◆ INFORMATION PROVIDED
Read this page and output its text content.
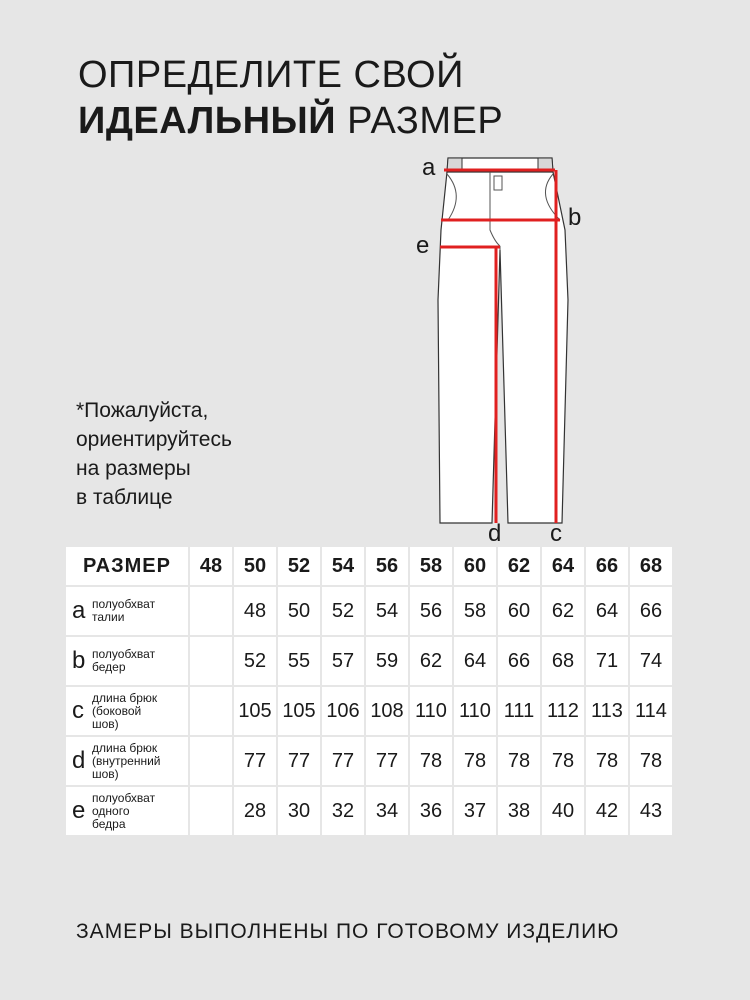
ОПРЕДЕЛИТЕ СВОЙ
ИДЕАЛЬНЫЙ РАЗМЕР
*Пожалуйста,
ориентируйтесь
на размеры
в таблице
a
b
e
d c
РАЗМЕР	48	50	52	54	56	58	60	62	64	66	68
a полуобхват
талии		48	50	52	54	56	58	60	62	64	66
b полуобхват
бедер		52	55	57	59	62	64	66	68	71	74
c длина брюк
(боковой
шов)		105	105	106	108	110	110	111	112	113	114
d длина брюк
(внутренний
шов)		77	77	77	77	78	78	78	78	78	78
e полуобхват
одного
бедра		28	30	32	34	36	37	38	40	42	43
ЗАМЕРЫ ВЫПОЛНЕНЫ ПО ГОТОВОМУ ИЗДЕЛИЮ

◆ TASK REQUIREMENTS
The records above must be printed exactly; the pictures stay out.

◆ FINISHED EXERCISE
Read this page and output its text content.
ОПРЕДЕЛИТЕ СВОЙ
ИДЕАЛЬНЫЙ РАЗМЕР
*Пожалуйста,
ориентируйтесь
на размеры
в таблице
a
b
e
d c
РАЗМЕР	48	50	52	54	56	58	60	62	64	66	68
a полуобхват
талии		48	50	52	54	56	58	60	62	64	66
b полуобхват
бедер		52	55	57	59	62	64	66	68	71	74
c длина брюк
(боковой
шов)		105	105	106	108	110	110	111	112	113	114
d длина брюк
(внутренний
шов)		77	77	77	77	78	78	78	78	78	78
e полуобхват
одного
бедра		28	30	32	34	36	37	38	40	42	43
ЗАМЕРЫ ВЫПОЛНЕНЫ ПО ГОТОВОМУ ИЗДЕЛИЮ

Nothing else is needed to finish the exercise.